> **Problem details**
Copy every line of the entries below word for word, but leave out the picture lines.

(Layout coordinate data)

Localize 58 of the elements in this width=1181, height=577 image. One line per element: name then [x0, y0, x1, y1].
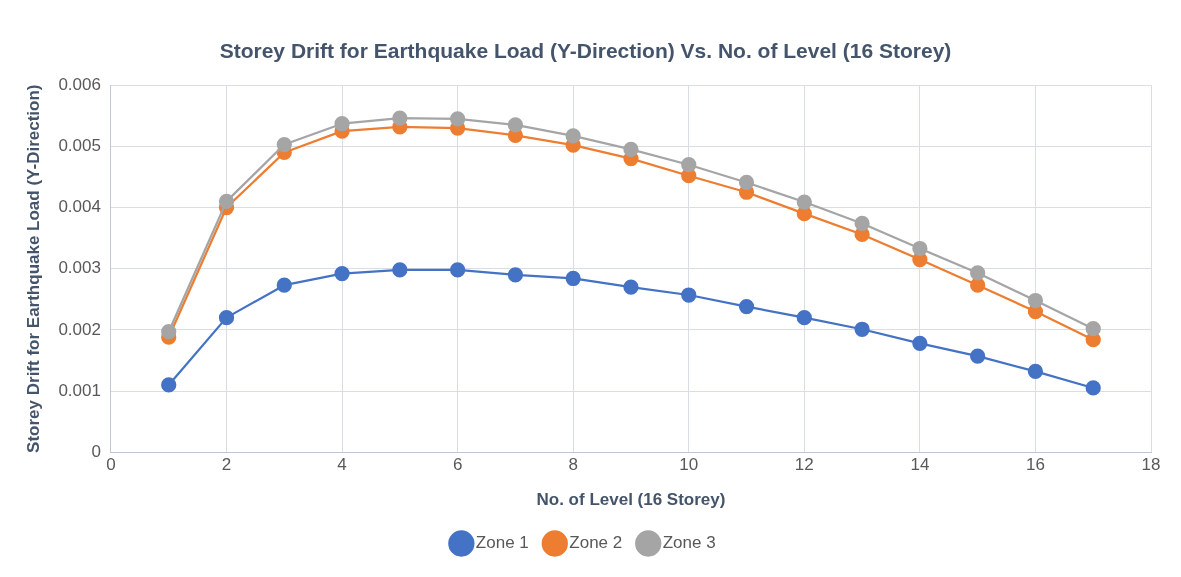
y-tick-label: 0.004	[58, 197, 101, 217]
legend-label: Zone 1	[475, 533, 529, 553]
point	[334, 116, 350, 132]
point	[276, 136, 292, 153]
point	[738, 298, 755, 315]
point	[738, 174, 755, 191]
legend-label: Zone 3	[662, 533, 716, 553]
point	[912, 240, 928, 257]
point	[970, 348, 986, 364]
point	[912, 335, 928, 351]
point	[507, 267, 524, 283]
point	[392, 110, 408, 126]
y-tick-label: 0	[91, 441, 101, 461]
x-tick-label: 6	[452, 455, 463, 475]
point	[565, 128, 581, 144]
y-tick-label: 0.003	[58, 258, 101, 278]
point	[623, 279, 639, 295]
point	[1027, 363, 1044, 380]
x-tick-label: 14	[910, 455, 930, 475]
x-tick-label: 10	[679, 455, 699, 475]
y-tick-label: 0.001	[58, 380, 101, 400]
x-tick-label: 16	[1025, 455, 1045, 475]
x-tick-label: 8	[568, 455, 578, 475]
point	[392, 262, 408, 278]
point	[970, 277, 986, 293]
x-tick-label: 0	[106, 455, 116, 475]
point	[623, 141, 639, 158]
point	[796, 194, 812, 210]
legend-label: Zone 2	[569, 533, 623, 553]
y-tick-label: 0.002	[58, 319, 101, 339]
x-tick-label: 4	[337, 455, 347, 475]
y-tick-label: 0.005	[58, 136, 101, 156]
point	[218, 310, 235, 326]
point	[854, 321, 870, 337]
point	[1085, 321, 1101, 337]
point	[565, 270, 581, 287]
x-tick-label: 12	[794, 455, 814, 475]
point	[796, 310, 812, 326]
point	[218, 193, 235, 210]
point	[450, 262, 466, 278]
point	[161, 377, 177, 393]
point	[161, 324, 177, 340]
point	[1085, 380, 1101, 396]
y-tick-label: 0.006	[58, 74, 101, 94]
x-axis-title: No. of Level (16 Storey)	[536, 490, 726, 510]
point	[1027, 292, 1044, 309]
y-axis-title: Storey Drift for Earthquake Load (Y-Direction)	[23, 84, 43, 453]
point	[334, 265, 350, 282]
point	[854, 215, 870, 232]
point	[450, 111, 466, 127]
point	[681, 157, 697, 173]
point	[681, 287, 697, 303]
point	[507, 117, 524, 133]
x-tick-label: 2	[221, 455, 232, 475]
x-tick-label: 18	[1141, 455, 1161, 475]
point	[970, 265, 986, 281]
point	[276, 277, 292, 293]
chart-title: Storey Drift for Earthquake Load (Y-Direction) Vs. No. of Level (16 Storey)	[219, 39, 952, 63]
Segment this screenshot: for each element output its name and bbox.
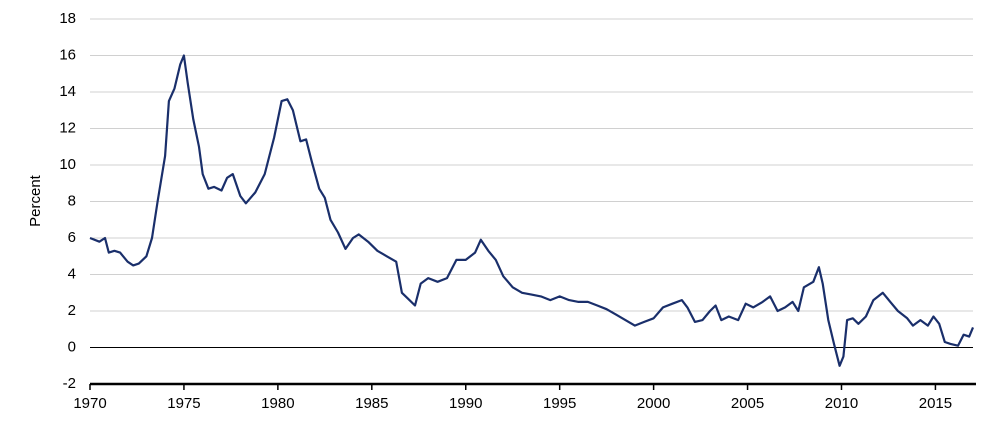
y-tick-label: 10 [59, 156, 76, 173]
y-axis-label: Percent [27, 174, 44, 227]
x-tick-label: 1985 [355, 395, 388, 412]
y-tick-label: 6 [68, 229, 76, 246]
y-tick-label: 2 [68, 302, 76, 319]
y-tick-label: 12 [59, 119, 76, 136]
x-tick-label: 1970 [73, 395, 106, 412]
y-tick-label: 18 [59, 10, 76, 27]
x-tick-label: 1990 [449, 395, 482, 412]
x-tick-label: 1975 [167, 395, 200, 412]
y-tick-label: 4 [68, 265, 76, 282]
y-tick-label: 8 [68, 192, 76, 209]
y-tick-label: 16 [59, 46, 76, 63]
x-tick-label: 1980 [261, 395, 294, 412]
line [89, 54, 975, 367]
x-tick-label: 2015 [919, 395, 952, 412]
x-tick-label: 2010 [825, 395, 858, 412]
x-tick-label: 2005 [731, 395, 764, 412]
y-tick-label: 0 [68, 338, 76, 355]
y-tick-label: 14 [59, 83, 76, 100]
y-tick-label: -2 [63, 375, 76, 392]
x-tick-label: 2000 [637, 395, 670, 412]
x-tick-label: 1995 [543, 395, 576, 412]
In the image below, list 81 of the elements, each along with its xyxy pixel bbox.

> **The output**
Localize 58 of the elements in this width=1181, height=577 image. One line per element: name then [x0, y0, x1, y1].
y-tick-label: 0.004	[58, 197, 101, 217]
legend-label: Zone 1	[475, 533, 529, 553]
point	[334, 116, 350, 132]
point	[276, 136, 292, 153]
point	[738, 298, 755, 315]
point	[738, 174, 755, 191]
legend-label: Zone 3	[662, 533, 716, 553]
point	[912, 240, 928, 257]
point	[970, 348, 986, 364]
point	[912, 335, 928, 351]
point	[507, 267, 524, 283]
point	[392, 110, 408, 126]
y-tick-label: 0	[91, 441, 101, 461]
x-tick-label: 6	[452, 455, 463, 475]
point	[565, 128, 581, 144]
y-tick-label: 0.003	[58, 258, 101, 278]
point	[623, 279, 639, 295]
point	[1027, 363, 1044, 380]
x-tick-label: 14	[910, 455, 930, 475]
x-tick-label: 10	[679, 455, 699, 475]
y-tick-label: 0.001	[58, 380, 101, 400]
x-tick-label: 16	[1025, 455, 1045, 475]
x-tick-label: 8	[568, 455, 578, 475]
point	[392, 262, 408, 278]
point	[970, 277, 986, 293]
x-tick-label: 0	[106, 455, 116, 475]
point	[623, 141, 639, 158]
point	[796, 194, 812, 210]
legend-label: Zone 2	[569, 533, 623, 553]
y-tick-label: 0.002	[58, 319, 101, 339]
x-tick-label: 4	[337, 455, 347, 475]
y-tick-label: 0.005	[58, 136, 101, 156]
point	[218, 310, 235, 326]
point	[854, 321, 870, 337]
point	[1085, 321, 1101, 337]
point	[565, 270, 581, 287]
x-tick-label: 12	[794, 455, 814, 475]
point	[796, 310, 812, 326]
point	[218, 193, 235, 210]
point	[450, 262, 466, 278]
point	[161, 377, 177, 393]
point	[161, 324, 177, 340]
point	[1085, 380, 1101, 396]
y-tick-label: 0.006	[58, 74, 101, 94]
x-axis-title: No. of Level (16 Storey)	[536, 490, 726, 510]
point	[1027, 292, 1044, 309]
y-axis-title: Storey Drift for Earthquake Load (Y-Direction)	[23, 84, 43, 453]
point	[334, 265, 350, 282]
point	[854, 215, 870, 232]
point	[450, 111, 466, 127]
point	[681, 157, 697, 173]
point	[681, 287, 697, 303]
point	[507, 117, 524, 133]
x-tick-label: 2	[221, 455, 232, 475]
x-tick-label: 18	[1141, 455, 1161, 475]
point	[970, 265, 986, 281]
point	[276, 277, 292, 293]
chart-title: Storey Drift for Earthquake Load (Y-Direction) Vs. No. of Level (16 Storey)	[219, 39, 952, 63]
Segment this screenshot: for each element output its name and bbox.
y-tick-label: 10 [59, 156, 76, 173]
y-axis-label: Percent [27, 174, 44, 227]
x-tick-label: 1985 [355, 395, 388, 412]
y-tick-label: 6 [68, 229, 76, 246]
y-tick-label: 2 [68, 302, 76, 319]
y-tick-label: 12 [59, 119, 76, 136]
x-tick-label: 1970 [73, 395, 106, 412]
y-tick-label: 18 [59, 10, 76, 27]
x-tick-label: 1990 [449, 395, 482, 412]
x-tick-label: 1975 [167, 395, 200, 412]
y-tick-label: 4 [68, 265, 76, 282]
y-tick-label: 8 [68, 192, 76, 209]
y-tick-label: 16 [59, 46, 76, 63]
x-tick-label: 1980 [261, 395, 294, 412]
line [89, 54, 975, 367]
x-tick-label: 2015 [919, 395, 952, 412]
x-tick-label: 2010 [825, 395, 858, 412]
x-tick-label: 2005 [731, 395, 764, 412]
y-tick-label: 0 [68, 338, 76, 355]
y-tick-label: 14 [59, 83, 76, 100]
y-tick-label: -2 [63, 375, 76, 392]
x-tick-label: 2000 [637, 395, 670, 412]
x-tick-label: 1995 [543, 395, 576, 412]
In the image below, list 81 of the elements, each along with its xyxy pixel bbox.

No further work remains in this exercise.